══ GIVEN RECORDS ══

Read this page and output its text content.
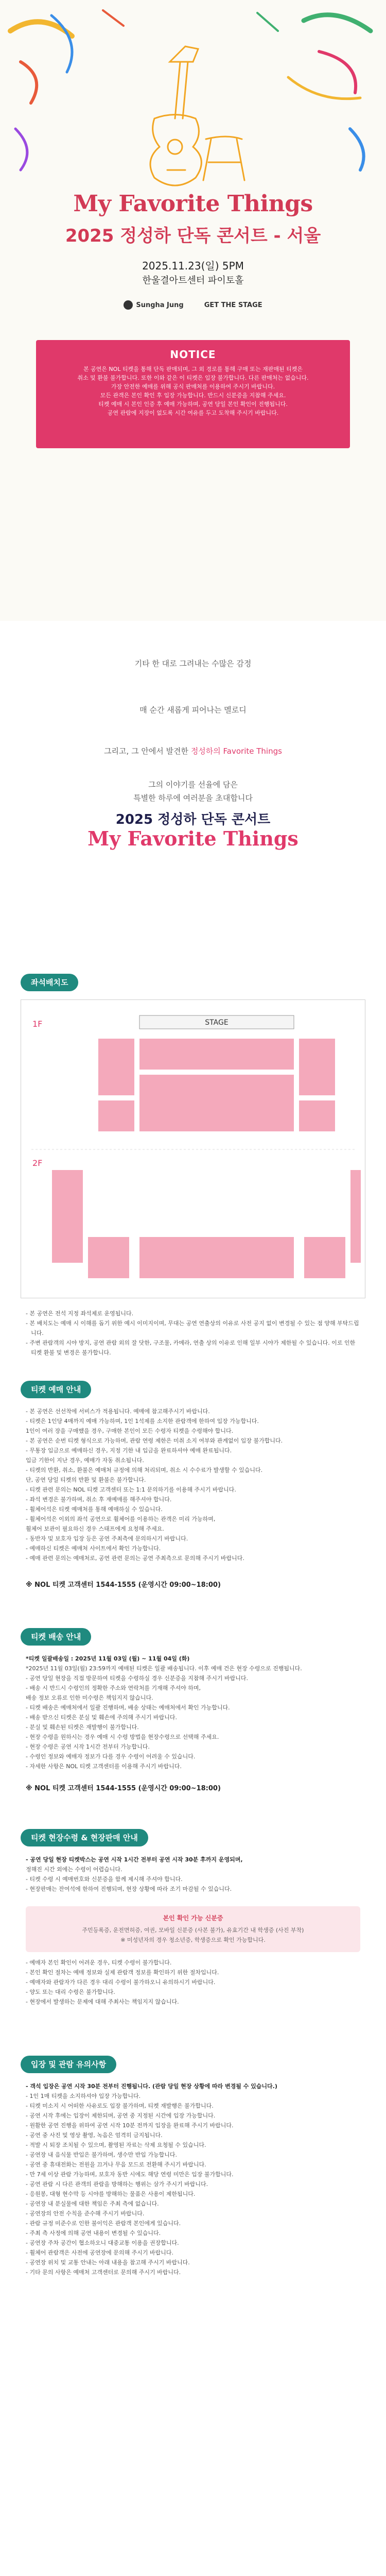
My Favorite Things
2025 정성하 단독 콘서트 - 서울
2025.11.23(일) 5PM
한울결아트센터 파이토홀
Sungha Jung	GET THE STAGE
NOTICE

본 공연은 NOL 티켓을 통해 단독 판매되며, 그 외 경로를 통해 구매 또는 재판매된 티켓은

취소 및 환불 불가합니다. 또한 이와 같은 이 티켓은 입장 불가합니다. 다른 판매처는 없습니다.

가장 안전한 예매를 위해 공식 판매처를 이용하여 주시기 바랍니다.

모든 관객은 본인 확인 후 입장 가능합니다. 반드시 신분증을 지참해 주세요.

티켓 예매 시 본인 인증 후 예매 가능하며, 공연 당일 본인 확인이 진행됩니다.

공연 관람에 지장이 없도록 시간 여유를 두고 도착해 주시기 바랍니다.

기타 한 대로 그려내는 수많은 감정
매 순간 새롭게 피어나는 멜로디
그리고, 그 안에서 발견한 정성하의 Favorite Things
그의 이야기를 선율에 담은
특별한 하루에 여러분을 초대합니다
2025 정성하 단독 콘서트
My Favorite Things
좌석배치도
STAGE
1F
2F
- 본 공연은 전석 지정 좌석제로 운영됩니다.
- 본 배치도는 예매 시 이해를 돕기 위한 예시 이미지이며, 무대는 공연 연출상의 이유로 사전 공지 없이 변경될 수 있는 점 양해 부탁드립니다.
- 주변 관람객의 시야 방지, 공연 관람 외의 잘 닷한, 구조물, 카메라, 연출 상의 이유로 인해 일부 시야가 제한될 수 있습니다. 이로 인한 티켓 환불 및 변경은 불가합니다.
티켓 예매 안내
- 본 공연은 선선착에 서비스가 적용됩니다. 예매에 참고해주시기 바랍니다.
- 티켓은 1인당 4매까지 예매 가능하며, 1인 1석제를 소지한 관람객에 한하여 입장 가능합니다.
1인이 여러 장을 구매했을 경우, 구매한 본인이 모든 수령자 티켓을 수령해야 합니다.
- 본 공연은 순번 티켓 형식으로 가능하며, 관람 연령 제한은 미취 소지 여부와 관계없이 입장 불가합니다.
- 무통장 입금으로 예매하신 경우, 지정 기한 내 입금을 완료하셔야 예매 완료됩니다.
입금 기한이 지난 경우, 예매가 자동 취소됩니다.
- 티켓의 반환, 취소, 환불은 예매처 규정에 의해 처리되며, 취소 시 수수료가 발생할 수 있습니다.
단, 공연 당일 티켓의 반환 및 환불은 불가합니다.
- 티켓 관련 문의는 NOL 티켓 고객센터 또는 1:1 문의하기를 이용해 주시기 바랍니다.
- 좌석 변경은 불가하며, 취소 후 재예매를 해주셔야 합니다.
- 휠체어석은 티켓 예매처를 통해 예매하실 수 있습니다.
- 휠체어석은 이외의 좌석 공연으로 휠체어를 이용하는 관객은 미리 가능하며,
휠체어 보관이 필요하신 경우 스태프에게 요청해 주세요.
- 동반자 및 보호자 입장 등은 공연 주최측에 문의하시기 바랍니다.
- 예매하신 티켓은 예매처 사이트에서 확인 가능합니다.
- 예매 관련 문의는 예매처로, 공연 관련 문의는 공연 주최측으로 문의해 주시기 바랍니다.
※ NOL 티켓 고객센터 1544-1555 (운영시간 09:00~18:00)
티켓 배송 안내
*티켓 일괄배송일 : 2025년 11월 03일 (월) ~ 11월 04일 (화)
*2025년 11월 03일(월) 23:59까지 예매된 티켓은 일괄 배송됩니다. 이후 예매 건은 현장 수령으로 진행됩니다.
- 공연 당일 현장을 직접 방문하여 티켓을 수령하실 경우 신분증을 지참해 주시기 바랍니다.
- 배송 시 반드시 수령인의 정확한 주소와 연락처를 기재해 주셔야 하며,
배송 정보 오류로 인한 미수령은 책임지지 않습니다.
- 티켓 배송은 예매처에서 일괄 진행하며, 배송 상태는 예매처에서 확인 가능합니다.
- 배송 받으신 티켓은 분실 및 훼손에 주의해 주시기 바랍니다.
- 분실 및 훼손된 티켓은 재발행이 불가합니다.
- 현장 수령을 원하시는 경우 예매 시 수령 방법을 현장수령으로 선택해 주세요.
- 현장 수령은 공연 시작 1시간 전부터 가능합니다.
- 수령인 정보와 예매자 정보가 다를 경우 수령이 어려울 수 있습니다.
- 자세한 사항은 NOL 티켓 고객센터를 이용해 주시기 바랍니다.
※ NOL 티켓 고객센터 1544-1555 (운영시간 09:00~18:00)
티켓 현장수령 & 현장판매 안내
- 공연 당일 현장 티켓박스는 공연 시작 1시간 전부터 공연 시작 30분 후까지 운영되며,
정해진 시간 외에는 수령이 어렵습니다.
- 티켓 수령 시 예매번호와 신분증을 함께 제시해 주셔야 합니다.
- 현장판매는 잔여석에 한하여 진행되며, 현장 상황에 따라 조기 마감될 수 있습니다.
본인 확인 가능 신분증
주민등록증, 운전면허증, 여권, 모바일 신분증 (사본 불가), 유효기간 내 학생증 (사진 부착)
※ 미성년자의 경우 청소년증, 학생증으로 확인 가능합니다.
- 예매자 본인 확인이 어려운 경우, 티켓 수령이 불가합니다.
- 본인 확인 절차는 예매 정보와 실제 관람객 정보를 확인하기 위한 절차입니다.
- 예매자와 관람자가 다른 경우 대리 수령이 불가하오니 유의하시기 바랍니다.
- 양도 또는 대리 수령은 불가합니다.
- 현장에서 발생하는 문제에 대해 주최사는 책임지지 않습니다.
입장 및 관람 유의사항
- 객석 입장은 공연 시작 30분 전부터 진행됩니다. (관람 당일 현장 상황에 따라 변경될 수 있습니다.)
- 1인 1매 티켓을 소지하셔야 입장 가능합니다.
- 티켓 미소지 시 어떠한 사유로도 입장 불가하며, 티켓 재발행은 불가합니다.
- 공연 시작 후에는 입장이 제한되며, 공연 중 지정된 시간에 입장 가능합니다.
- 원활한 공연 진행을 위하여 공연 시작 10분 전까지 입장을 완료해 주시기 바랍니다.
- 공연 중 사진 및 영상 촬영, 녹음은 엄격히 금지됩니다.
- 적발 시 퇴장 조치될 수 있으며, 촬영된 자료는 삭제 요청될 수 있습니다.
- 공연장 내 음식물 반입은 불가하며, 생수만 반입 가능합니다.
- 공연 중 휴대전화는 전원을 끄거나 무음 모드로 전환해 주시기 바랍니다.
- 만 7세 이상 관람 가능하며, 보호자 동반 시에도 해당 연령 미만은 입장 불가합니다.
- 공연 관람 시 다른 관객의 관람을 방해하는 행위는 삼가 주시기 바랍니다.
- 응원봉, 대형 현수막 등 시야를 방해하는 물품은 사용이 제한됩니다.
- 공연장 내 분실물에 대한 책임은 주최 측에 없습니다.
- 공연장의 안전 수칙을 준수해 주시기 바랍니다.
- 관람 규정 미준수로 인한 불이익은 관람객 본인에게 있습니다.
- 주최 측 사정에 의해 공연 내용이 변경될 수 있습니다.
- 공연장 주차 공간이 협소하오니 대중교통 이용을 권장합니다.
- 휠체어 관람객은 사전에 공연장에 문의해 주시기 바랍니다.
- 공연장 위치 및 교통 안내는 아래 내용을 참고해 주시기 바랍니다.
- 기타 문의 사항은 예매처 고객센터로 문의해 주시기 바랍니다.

═══

#### GIVEN INSTRUCTION:
Exclude all images and restate the records above word for word.

#### SOLVED EXERCISE:
Read this page and output its text content.
My Favorite Things
2025 정성하 단독 콘서트 - 서울
2025.11.23(일) 5PM
한울결아트센터 파이토홀
Sungha Jung	GET THE STAGE
NOTICE

본 공연은 NOL 티켓을 통해 단독 판매되며, 그 외 경로를 통해 구매 또는 재판매된 티켓은

취소 및 환불 불가합니다. 또한 이와 같은 이 티켓은 입장 불가합니다. 다른 판매처는 없습니다.

가장 안전한 예매를 위해 공식 판매처를 이용하여 주시기 바랍니다.

모든 관객은 본인 확인 후 입장 가능합니다. 반드시 신분증을 지참해 주세요.

티켓 예매 시 본인 인증 후 예매 가능하며, 공연 당일 본인 확인이 진행됩니다.

공연 관람에 지장이 없도록 시간 여유를 두고 도착해 주시기 바랍니다.

기타 한 대로 그려내는 수많은 감정
매 순간 새롭게 피어나는 멜로디
그리고, 그 안에서 발견한 정성하의 Favorite Things
그의 이야기를 선율에 담은
특별한 하루에 여러분을 초대합니다
2025 정성하 단독 콘서트
My Favorite Things
좌석배치도
STAGE
1F
2F
- 본 공연은 전석 지정 좌석제로 운영됩니다.
- 본 배치도는 예매 시 이해를 돕기 위한 예시 이미지이며, 무대는 공연 연출상의 이유로 사전 공지 없이 변경될 수 있는 점 양해 부탁드립니다.
- 주변 관람객의 시야 방지, 공연 관람 외의 잘 닷한, 구조물, 카메라, 연출 상의 이유로 인해 일부 시야가 제한될 수 있습니다. 이로 인한 티켓 환불 및 변경은 불가합니다.
티켓 예매 안내
- 본 공연은 선선착에 서비스가 적용됩니다. 예매에 참고해주시기 바랍니다.
- 티켓은 1인당 4매까지 예매 가능하며, 1인 1석제를 소지한 관람객에 한하여 입장 가능합니다.
1인이 여러 장을 구매했을 경우, 구매한 본인이 모든 수령자 티켓을 수령해야 합니다.
- 본 공연은 순번 티켓 형식으로 가능하며, 관람 연령 제한은 미취 소지 여부와 관계없이 입장 불가합니다.
- 무통장 입금으로 예매하신 경우, 지정 기한 내 입금을 완료하셔야 예매 완료됩니다.
입금 기한이 지난 경우, 예매가 자동 취소됩니다.
- 티켓의 반환, 취소, 환불은 예매처 규정에 의해 처리되며, 취소 시 수수료가 발생할 수 있습니다.
단, 공연 당일 티켓의 반환 및 환불은 불가합니다.
- 티켓 관련 문의는 NOL 티켓 고객센터 또는 1:1 문의하기를 이용해 주시기 바랍니다.
- 좌석 변경은 불가하며, 취소 후 재예매를 해주셔야 합니다.
- 휠체어석은 티켓 예매처를 통해 예매하실 수 있습니다.
- 휠체어석은 이외의 좌석 공연으로 휠체어를 이용하는 관객은 미리 가능하며,
휠체어 보관이 필요하신 경우 스태프에게 요청해 주세요.
- 동반자 및 보호자 입장 등은 공연 주최측에 문의하시기 바랍니다.
- 예매하신 티켓은 예매처 사이트에서 확인 가능합니다.
- 예매 관련 문의는 예매처로, 공연 관련 문의는 공연 주최측으로 문의해 주시기 바랍니다.
※ NOL 티켓 고객센터 1544-1555 (운영시간 09:00~18:00)
티켓 배송 안내
*티켓 일괄배송일 : 2025년 11월 03일 (월) ~ 11월 04일 (화)
*2025년 11월 03일(월) 23:59까지 예매된 티켓은 일괄 배송됩니다. 이후 예매 건은 현장 수령으로 진행됩니다.
- 공연 당일 현장을 직접 방문하여 티켓을 수령하실 경우 신분증을 지참해 주시기 바랍니다.
- 배송 시 반드시 수령인의 정확한 주소와 연락처를 기재해 주셔야 하며,
배송 정보 오류로 인한 미수령은 책임지지 않습니다.
- 티켓 배송은 예매처에서 일괄 진행하며, 배송 상태는 예매처에서 확인 가능합니다.
- 배송 받으신 티켓은 분실 및 훼손에 주의해 주시기 바랍니다.
- 분실 및 훼손된 티켓은 재발행이 불가합니다.
- 현장 수령을 원하시는 경우 예매 시 수령 방법을 현장수령으로 선택해 주세요.
- 현장 수령은 공연 시작 1시간 전부터 가능합니다.
- 수령인 정보와 예매자 정보가 다를 경우 수령이 어려울 수 있습니다.
- 자세한 사항은 NOL 티켓 고객센터를 이용해 주시기 바랍니다.
※ NOL 티켓 고객센터 1544-1555 (운영시간 09:00~18:00)
티켓 현장수령 & 현장판매 안내
- 공연 당일 현장 티켓박스는 공연 시작 1시간 전부터 공연 시작 30분 후까지 운영되며,
정해진 시간 외에는 수령이 어렵습니다.
- 티켓 수령 시 예매번호와 신분증을 함께 제시해 주셔야 합니다.
- 현장판매는 잔여석에 한하여 진행되며, 현장 상황에 따라 조기 마감될 수 있습니다.
본인 확인 가능 신분증
주민등록증, 운전면허증, 여권, 모바일 신분증 (사본 불가), 유효기간 내 학생증 (사진 부착)
※ 미성년자의 경우 청소년증, 학생증으로 확인 가능합니다.
- 예매자 본인 확인이 어려운 경우, 티켓 수령이 불가합니다.
- 본인 확인 절차는 예매 정보와 실제 관람객 정보를 확인하기 위한 절차입니다.
- 예매자와 관람자가 다른 경우 대리 수령이 불가하오니 유의하시기 바랍니다.
- 양도 또는 대리 수령은 불가합니다.
- 현장에서 발생하는 문제에 대해 주최사는 책임지지 않습니다.
입장 및 관람 유의사항
- 객석 입장은 공연 시작 30분 전부터 진행됩니다. (관람 당일 현장 상황에 따라 변경될 수 있습니다.)
- 1인 1매 티켓을 소지하셔야 입장 가능합니다.
- 티켓 미소지 시 어떠한 사유로도 입장 불가하며, 티켓 재발행은 불가합니다.
- 공연 시작 후에는 입장이 제한되며, 공연 중 지정된 시간에 입장 가능합니다.
- 원활한 공연 진행을 위하여 공연 시작 10분 전까지 입장을 완료해 주시기 바랍니다.
- 공연 중 사진 및 영상 촬영, 녹음은 엄격히 금지됩니다.
- 적발 시 퇴장 조치될 수 있으며, 촬영된 자료는 삭제 요청될 수 있습니다.
- 공연장 내 음식물 반입은 불가하며, 생수만 반입 가능합니다.
- 공연 중 휴대전화는 전원을 끄거나 무음 모드로 전환해 주시기 바랍니다.
- 만 7세 이상 관람 가능하며, 보호자 동반 시에도 해당 연령 미만은 입장 불가합니다.
- 공연 관람 시 다른 관객의 관람을 방해하는 행위는 삼가 주시기 바랍니다.
- 응원봉, 대형 현수막 등 시야를 방해하는 물품은 사용이 제한됩니다.
- 공연장 내 분실물에 대한 책임은 주최 측에 없습니다.
- 공연장의 안전 수칙을 준수해 주시기 바랍니다.
- 관람 규정 미준수로 인한 불이익은 관람객 본인에게 있습니다.
- 주최 측 사정에 의해 공연 내용이 변경될 수 있습니다.
- 공연장 주차 공간이 협소하오니 대중교통 이용을 권장합니다.
- 휠체어 관람객은 사전에 공연장에 문의해 주시기 바랍니다.
- 공연장 위치 및 교통 안내는 아래 내용을 참고해 주시기 바랍니다.
- 기타 문의 사항은 예매처 고객센터로 문의해 주시기 바랍니다.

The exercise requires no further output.